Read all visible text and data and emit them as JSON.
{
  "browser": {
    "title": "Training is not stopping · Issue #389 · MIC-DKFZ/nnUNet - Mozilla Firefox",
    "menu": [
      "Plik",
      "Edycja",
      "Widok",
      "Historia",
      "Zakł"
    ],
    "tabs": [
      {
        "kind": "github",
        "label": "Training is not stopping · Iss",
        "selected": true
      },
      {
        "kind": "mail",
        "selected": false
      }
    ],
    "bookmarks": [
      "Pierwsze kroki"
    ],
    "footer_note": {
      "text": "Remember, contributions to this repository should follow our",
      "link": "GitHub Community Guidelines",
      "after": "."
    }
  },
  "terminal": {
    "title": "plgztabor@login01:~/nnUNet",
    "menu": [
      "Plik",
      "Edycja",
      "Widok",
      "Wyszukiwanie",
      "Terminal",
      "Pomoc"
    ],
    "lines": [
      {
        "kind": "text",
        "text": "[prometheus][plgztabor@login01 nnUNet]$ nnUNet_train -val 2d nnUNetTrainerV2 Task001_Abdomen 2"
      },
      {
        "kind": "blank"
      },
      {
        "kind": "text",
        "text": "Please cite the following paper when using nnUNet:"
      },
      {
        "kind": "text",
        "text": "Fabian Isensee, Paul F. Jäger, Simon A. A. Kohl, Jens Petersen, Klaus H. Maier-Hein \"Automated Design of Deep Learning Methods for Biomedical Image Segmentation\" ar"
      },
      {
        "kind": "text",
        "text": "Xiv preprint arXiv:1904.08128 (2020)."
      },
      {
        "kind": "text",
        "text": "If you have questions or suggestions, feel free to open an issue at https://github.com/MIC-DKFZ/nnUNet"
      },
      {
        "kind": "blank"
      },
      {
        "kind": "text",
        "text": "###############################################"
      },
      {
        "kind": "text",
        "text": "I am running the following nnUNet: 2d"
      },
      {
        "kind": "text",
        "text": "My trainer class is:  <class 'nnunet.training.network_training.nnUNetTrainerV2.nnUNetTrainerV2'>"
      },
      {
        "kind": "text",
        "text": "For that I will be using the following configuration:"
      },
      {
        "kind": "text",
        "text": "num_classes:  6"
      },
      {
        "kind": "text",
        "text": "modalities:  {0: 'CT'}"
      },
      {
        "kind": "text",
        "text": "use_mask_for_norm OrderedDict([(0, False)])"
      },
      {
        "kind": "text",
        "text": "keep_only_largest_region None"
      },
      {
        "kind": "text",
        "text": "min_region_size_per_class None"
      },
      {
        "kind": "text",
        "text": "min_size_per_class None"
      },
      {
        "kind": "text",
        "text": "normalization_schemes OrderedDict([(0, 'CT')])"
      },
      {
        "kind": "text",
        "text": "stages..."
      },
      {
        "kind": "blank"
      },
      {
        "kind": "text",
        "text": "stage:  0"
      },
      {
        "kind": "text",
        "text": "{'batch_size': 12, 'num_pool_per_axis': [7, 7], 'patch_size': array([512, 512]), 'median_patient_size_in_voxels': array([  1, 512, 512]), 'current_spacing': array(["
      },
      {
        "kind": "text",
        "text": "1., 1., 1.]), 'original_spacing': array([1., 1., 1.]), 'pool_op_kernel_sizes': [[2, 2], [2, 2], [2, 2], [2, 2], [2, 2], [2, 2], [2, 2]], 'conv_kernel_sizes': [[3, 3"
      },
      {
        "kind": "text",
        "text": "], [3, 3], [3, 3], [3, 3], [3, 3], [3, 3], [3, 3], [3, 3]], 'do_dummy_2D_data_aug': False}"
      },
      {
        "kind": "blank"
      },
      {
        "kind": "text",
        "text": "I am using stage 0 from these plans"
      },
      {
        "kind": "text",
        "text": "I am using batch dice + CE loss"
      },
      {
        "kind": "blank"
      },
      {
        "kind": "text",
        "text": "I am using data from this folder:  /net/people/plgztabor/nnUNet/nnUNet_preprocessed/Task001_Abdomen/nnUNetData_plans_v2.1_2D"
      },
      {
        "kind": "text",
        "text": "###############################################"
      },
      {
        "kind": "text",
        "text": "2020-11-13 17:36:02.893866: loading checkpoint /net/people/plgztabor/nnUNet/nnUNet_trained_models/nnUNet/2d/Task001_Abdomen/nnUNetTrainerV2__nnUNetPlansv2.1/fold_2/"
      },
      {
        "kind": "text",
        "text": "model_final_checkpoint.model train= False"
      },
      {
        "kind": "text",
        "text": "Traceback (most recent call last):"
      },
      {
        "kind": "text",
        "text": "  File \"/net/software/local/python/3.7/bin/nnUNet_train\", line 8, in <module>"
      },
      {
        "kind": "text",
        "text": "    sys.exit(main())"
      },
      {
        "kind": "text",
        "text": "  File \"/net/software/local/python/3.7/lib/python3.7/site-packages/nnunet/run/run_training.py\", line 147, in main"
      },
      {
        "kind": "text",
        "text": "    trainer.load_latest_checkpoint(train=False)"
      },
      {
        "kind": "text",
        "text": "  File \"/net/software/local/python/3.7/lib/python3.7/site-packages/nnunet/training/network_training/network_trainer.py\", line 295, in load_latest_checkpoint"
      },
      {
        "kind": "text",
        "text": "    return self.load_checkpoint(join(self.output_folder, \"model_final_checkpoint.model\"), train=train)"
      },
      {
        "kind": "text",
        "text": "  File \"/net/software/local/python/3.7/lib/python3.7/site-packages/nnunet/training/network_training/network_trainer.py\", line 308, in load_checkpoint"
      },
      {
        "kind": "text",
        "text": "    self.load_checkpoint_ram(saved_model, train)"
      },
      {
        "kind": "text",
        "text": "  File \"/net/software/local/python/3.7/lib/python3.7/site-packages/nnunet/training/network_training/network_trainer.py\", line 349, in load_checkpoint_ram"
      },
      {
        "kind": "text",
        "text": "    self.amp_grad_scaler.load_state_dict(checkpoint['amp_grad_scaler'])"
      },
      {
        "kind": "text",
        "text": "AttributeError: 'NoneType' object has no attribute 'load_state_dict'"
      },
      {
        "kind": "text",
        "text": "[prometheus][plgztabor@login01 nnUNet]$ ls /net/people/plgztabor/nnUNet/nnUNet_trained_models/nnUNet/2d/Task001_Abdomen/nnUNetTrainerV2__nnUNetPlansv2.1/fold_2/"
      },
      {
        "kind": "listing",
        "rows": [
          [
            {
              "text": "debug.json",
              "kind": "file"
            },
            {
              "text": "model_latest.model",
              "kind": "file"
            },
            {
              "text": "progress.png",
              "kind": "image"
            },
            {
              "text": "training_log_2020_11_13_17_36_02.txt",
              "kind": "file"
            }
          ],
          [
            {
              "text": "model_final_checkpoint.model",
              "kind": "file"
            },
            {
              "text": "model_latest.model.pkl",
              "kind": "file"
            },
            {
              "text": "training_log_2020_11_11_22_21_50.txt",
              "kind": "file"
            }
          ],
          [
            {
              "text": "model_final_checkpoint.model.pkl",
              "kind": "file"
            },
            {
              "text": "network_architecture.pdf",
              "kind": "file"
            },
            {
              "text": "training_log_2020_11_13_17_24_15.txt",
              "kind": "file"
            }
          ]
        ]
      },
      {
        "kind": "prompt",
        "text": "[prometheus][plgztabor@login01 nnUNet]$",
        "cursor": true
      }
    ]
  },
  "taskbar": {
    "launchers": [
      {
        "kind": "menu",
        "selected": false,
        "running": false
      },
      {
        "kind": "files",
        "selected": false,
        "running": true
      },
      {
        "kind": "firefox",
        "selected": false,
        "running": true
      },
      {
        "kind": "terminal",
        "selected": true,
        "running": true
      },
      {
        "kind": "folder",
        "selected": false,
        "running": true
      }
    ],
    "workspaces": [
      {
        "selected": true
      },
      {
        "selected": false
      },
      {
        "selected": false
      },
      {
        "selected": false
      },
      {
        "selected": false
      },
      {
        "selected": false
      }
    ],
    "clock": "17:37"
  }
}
========
* **YOUR OBJECTIVE**: Write out every entry again, keeping each line exactly the same.

* **CORRECT RESPONSE**:
Read all visible text and data and emit them as JSON.
{
  "browser": {
    "title": "Training is not stopping · Issue #389 · MIC-DKFZ/nnUNet - Mozilla Firefox",
    "menu": [
      "Plik",
      "Edycja",
      "Widok",
      "Historia",
      "Zakł"
    ],
    "tabs": [
      {
        "kind": "github",
        "label": "Training is not stopping · Iss",
        "selected": true
      },
      {
        "kind": "mail",
        "selected": false
      }
    ],
    "bookmarks": [
      "Pierwsze kroki"
    ],
    "footer_note": {
      "text": "Remember, contributions to this repository should follow our",
      "link": "GitHub Community Guidelines",
      "after": "."
    }
  },
  "terminal": {
    "title": "plgztabor@login01:~/nnUNet",
    "menu": [
      "Plik",
      "Edycja",
      "Widok",
      "Wyszukiwanie",
      "Terminal",
      "Pomoc"
    ],
    "lines": [
      {
        "kind": "text",
        "text": "[prometheus][plgztabor@login01 nnUNet]$ nnUNet_train -val 2d nnUNetTrainerV2 Task001_Abdomen 2"
      },
      {
        "kind": "blank"
      },
      {
        "kind": "text",
        "text": "Please cite the following paper when using nnUNet:"
      },
      {
        "kind": "text",
        "text": "Fabian Isensee, Paul F. Jäger, Simon A. A. Kohl, Jens Petersen, Klaus H. Maier-Hein \"Automated Design of Deep Learning Methods for Biomedical Image Segmentation\" ar"
      },
      {
        "kind": "text",
        "text": "Xiv preprint arXiv:1904.08128 (2020)."
      },
      {
        "kind": "text",
        "text": "If you have questions or suggestions, feel free to open an issue at https://github.com/MIC-DKFZ/nnUNet"
      },
      {
        "kind": "blank"
      },
      {
        "kind": "text",
        "text": "###############################################"
      },
      {
        "kind": "text",
        "text": "I am running the following nnUNet: 2d"
      },
      {
        "kind": "text",
        "text": "My trainer class is:  <class 'nnunet.training.network_training.nnUNetTrainerV2.nnUNetTrainerV2'>"
      },
      {
        "kind": "text",
        "text": "For that I will be using the following configuration:"
      },
      {
        "kind": "text",
        "text": "num_classes:  6"
      },
      {
        "kind": "text",
        "text": "modalities:  {0: 'CT'}"
      },
      {
        "kind": "text",
        "text": "use_mask_for_norm OrderedDict([(0, False)])"
      },
      {
        "kind": "text",
        "text": "keep_only_largest_region None"
      },
      {
        "kind": "text",
        "text": "min_region_size_per_class None"
      },
      {
        "kind": "text",
        "text": "min_size_per_class None"
      },
      {
        "kind": "text",
        "text": "normalization_schemes OrderedDict([(0, 'CT')])"
      },
      {
        "kind": "text",
        "text": "stages..."
      },
      {
        "kind": "blank"
      },
      {
        "kind": "text",
        "text": "stage:  0"
      },
      {
        "kind": "text",
        "text": "{'batch_size': 12, 'num_pool_per_axis': [7, 7], 'patch_size': array([512, 512]), 'median_patient_size_in_voxels': array([  1, 512, 512]), 'current_spacing': array(["
      },
      {
        "kind": "text",
        "text": "1., 1., 1.]), 'original_spacing': array([1., 1., 1.]), 'pool_op_kernel_sizes': [[2, 2], [2, 2], [2, 2], [2, 2], [2, 2], [2, 2], [2, 2]], 'conv_kernel_sizes': [[3, 3"
      },
      {
        "kind": "text",
        "text": "], [3, 3], [3, 3], [3, 3], [3, 3], [3, 3], [3, 3], [3, 3]], 'do_dummy_2D_data_aug': False}"
      },
      {
        "kind": "blank"
      },
      {
        "kind": "text",
        "text": "I am using stage 0 from these plans"
      },
      {
        "kind": "text",
        "text": "I am using batch dice + CE loss"
      },
      {
        "kind": "blank"
      },
      {
        "kind": "text",
        "text": "I am using data from this folder:  /net/people/plgztabor/nnUNet/nnUNet_preprocessed/Task001_Abdomen/nnUNetData_plans_v2.1_2D"
      },
      {
        "kind": "text",
        "text": "###############################################"
      },
      {
        "kind": "text",
        "text": "2020-11-13 17:36:02.893866: loading checkpoint /net/people/plgztabor/nnUNet/nnUNet_trained_models/nnUNet/2d/Task001_Abdomen/nnUNetTrainerV2__nnUNetPlansv2.1/fold_2/"
      },
      {
        "kind": "text",
        "text": "model_final_checkpoint.model train= False"
      },
      {
        "kind": "text",
        "text": "Traceback (most recent call last):"
      },
      {
        "kind": "text",
        "text": "  File \"/net/software/local/python/3.7/bin/nnUNet_train\", line 8, in <module>"
      },
      {
        "kind": "text",
        "text": "    sys.exit(main())"
      },
      {
        "kind": "text",
        "text": "  File \"/net/software/local/python/3.7/lib/python3.7/site-packages/nnunet/run/run_training.py\", line 147, in main"
      },
      {
        "kind": "text",
        "text": "    trainer.load_latest_checkpoint(train=False)"
      },
      {
        "kind": "text",
        "text": "  File \"/net/software/local/python/3.7/lib/python3.7/site-packages/nnunet/training/network_training/network_trainer.py\", line 295, in load_latest_checkpoint"
      },
      {
        "kind": "text",
        "text": "    return self.load_checkpoint(join(self.output_folder, \"model_final_checkpoint.model\"), train=train)"
      },
      {
        "kind": "text",
        "text": "  File \"/net/software/local/python/3.7/lib/python3.7/site-packages/nnunet/training/network_training/network_trainer.py\", line 308, in load_checkpoint"
      },
      {
        "kind": "text",
        "text": "    self.load_checkpoint_ram(saved_model, train)"
      },
      {
        "kind": "text",
        "text": "  File \"/net/software/local/python/3.7/lib/python3.7/site-packages/nnunet/training/network_training/network_trainer.py\", line 349, in load_checkpoint_ram"
      },
      {
        "kind": "text",
        "text": "    self.amp_grad_scaler.load_state_dict(checkpoint['amp_grad_scaler'])"
      },
      {
        "kind": "text",
        "text": "AttributeError: 'NoneType' object has no attribute 'load_state_dict'"
      },
      {
        "kind": "text",
        "text": "[prometheus][plgztabor@login01 nnUNet]$ ls /net/people/plgztabor/nnUNet/nnUNet_trained_models/nnUNet/2d/Task001_Abdomen/nnUNetTrainerV2__nnUNetPlansv2.1/fold_2/"
      },
      {
        "kind": "listing",
        "rows": [
          [
            {
              "text": "debug.json",
              "kind": "file"
            },
            {
              "text": "model_latest.model",
              "kind": "file"
            },
            {
              "text": "progress.png",
              "kind": "image"
            },
            {
              "text": "training_log_2020_11_13_17_36_02.txt",
              "kind": "file"
            }
          ],
          [
            {
              "text": "model_final_checkpoint.model",
              "kind": "file"
            },
            {
              "text": "model_latest.model.pkl",
              "kind": "file"
            },
            {
              "text": "training_log_2020_11_11_22_21_50.txt",
              "kind": "file"
            }
          ],
          [
            {
              "text": "model_final_checkpoint.model.pkl",
              "kind": "file"
            },
            {
              "text": "network_architecture.pdf",
              "kind": "file"
            },
            {
              "text": "training_log_2020_11_13_17_24_15.txt",
              "kind": "file"
            }
          ]
        ]
      },
      {
        "kind": "prompt",
        "text": "[prometheus][plgztabor@login01 nnUNet]$",
        "cursor": true
      }
    ]
  },
  "taskbar": {
    "launchers": [
      {
        "kind": "menu",
        "selected": false,
        "running": false
      },
      {
        "kind": "files",
        "selected": false,
        "running": true
      },
      {
        "kind": "firefox",
        "selected": false,
        "running": true
      },
      {
        "kind": "terminal",
        "selected": true,
        "running": true
      },
      {
        "kind": "folder",
        "selected": false,
        "running": true
      }
    ],
    "workspaces": [
      {
        "selected": true
      },
      {
        "selected": false
      },
      {
        "selected": false
      },
      {
        "selected": false
      },
      {
        "selected": false
      },
      {
        "selected": false
      }
    ],
    "clock": "17:37"
  }
}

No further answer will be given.